(Dataset entries on figures)
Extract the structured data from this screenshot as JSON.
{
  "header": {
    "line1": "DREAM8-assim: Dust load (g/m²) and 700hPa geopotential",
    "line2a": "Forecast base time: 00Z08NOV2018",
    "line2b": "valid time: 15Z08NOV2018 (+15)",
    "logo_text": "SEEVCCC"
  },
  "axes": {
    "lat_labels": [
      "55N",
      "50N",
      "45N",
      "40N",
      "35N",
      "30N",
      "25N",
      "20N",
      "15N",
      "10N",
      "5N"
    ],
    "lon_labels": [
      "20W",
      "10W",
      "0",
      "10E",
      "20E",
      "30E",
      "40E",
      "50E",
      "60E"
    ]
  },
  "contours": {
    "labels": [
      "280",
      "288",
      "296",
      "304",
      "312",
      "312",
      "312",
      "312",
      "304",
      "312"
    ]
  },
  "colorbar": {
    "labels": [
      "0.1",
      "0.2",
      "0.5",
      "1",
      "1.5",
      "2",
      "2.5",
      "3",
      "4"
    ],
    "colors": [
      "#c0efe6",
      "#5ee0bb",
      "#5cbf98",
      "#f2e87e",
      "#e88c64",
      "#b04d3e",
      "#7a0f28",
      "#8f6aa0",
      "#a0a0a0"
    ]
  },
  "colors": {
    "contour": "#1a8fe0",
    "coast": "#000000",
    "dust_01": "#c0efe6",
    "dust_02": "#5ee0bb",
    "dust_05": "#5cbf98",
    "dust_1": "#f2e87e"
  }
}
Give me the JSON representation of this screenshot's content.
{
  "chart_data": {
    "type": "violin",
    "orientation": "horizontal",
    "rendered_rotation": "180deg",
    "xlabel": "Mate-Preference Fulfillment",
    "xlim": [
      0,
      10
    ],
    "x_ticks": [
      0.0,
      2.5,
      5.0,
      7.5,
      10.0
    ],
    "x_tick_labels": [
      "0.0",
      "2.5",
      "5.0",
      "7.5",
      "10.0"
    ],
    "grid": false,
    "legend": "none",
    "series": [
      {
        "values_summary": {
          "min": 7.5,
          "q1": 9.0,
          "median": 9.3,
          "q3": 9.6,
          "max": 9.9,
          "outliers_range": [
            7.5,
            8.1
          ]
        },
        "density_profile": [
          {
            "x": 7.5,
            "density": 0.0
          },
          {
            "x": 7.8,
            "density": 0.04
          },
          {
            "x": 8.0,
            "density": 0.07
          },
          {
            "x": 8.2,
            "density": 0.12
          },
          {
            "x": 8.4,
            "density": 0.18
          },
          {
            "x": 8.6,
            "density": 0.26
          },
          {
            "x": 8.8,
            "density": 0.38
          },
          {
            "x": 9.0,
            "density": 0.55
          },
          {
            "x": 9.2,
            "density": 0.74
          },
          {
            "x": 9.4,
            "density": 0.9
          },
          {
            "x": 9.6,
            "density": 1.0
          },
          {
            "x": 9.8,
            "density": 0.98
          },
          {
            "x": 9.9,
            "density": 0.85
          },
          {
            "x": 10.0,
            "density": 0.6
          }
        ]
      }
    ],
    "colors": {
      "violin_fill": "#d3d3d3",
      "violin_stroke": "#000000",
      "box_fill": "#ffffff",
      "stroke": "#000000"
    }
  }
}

• _Work to be completed_: Repeat the material above in full, keeping every word.

• _Result of the exercise_:
Extract the structured data from this screenshot as JSON.
{
  "header": {
    "line1": "DREAM8-assim: Dust load (g/m²) and 700hPa geopotential",
    "line2a": "Forecast base time: 00Z08NOV2018",
    "line2b": "valid time: 15Z08NOV2018 (+15)",
    "logo_text": "SEEVCCC"
  },
  "axes": {
    "lat_labels": [
      "55N",
      "50N",
      "45N",
      "40N",
      "35N",
      "30N",
      "25N",
      "20N",
      "15N",
      "10N",
      "5N"
    ],
    "lon_labels": [
      "20W",
      "10W",
      "0",
      "10E",
      "20E",
      "30E",
      "40E",
      "50E",
      "60E"
    ]
  },
  "contours": {
    "labels": [
      "280",
      "288",
      "296",
      "304",
      "312",
      "312",
      "312",
      "312",
      "304",
      "312"
    ]
  },
  "colorbar": {
    "labels": [
      "0.1",
      "0.2",
      "0.5",
      "1",
      "1.5",
      "2",
      "2.5",
      "3",
      "4"
    ],
    "colors": [
      "#c0efe6",
      "#5ee0bb",
      "#5cbf98",
      "#f2e87e",
      "#e88c64",
      "#b04d3e",
      "#7a0f28",
      "#8f6aa0",
      "#a0a0a0"
    ]
  },
  "colors": {
    "contour": "#1a8fe0",
    "coast": "#000000",
    "dust_01": "#c0efe6",
    "dust_02": "#5ee0bb",
    "dust_05": "#5cbf98",
    "dust_1": "#f2e87e"
  }
}
Give me the JSON representation of this screenshot's content.
{
  "chart_data": {
    "type": "violin",
    "orientation": "horizontal",
    "rendered_rotation": "180deg",
    "xlabel": "Mate-Preference Fulfillment",
    "xlim": [
      0,
      10
    ],
    "x_ticks": [
      0.0,
      2.5,
      5.0,
      7.5,
      10.0
    ],
    "x_tick_labels": [
      "0.0",
      "2.5",
      "5.0",
      "7.5",
      "10.0"
    ],
    "grid": false,
    "legend": "none",
    "series": [
      {
        "values_summary": {
          "min": 7.5,
          "q1": 9.0,
          "median": 9.3,
          "q3": 9.6,
          "max": 9.9,
          "outliers_range": [
            7.5,
            8.1
          ]
        },
        "density_profile": [
          {
            "x": 7.5,
            "density": 0.0
          },
          {
            "x": 7.8,
            "density": 0.04
          },
          {
            "x": 8.0,
            "density": 0.07
          },
          {
            "x": 8.2,
            "density": 0.12
          },
          {
            "x": 8.4,
            "density": 0.18
          },
          {
            "x": 8.6,
            "density": 0.26
          },
          {
            "x": 8.8,
            "density": 0.38
          },
          {
            "x": 9.0,
            "density": 0.55
          },
          {
            "x": 9.2,
            "density": 0.74
          },
          {
            "x": 9.4,
            "density": 0.9
          },
          {
            "x": 9.6,
            "density": 1.0
          },
          {
            "x": 9.8,
            "density": 0.98
          },
          {
            "x": 9.9,
            "density": 0.85
          },
          {
            "x": 10.0,
            "density": 0.6
          }
        ]
      }
    ],
    "colors": {
      "violin_fill": "#d3d3d3",
      "violin_stroke": "#000000",
      "box_fill": "#ffffff",
      "stroke": "#000000"
    }
  }
}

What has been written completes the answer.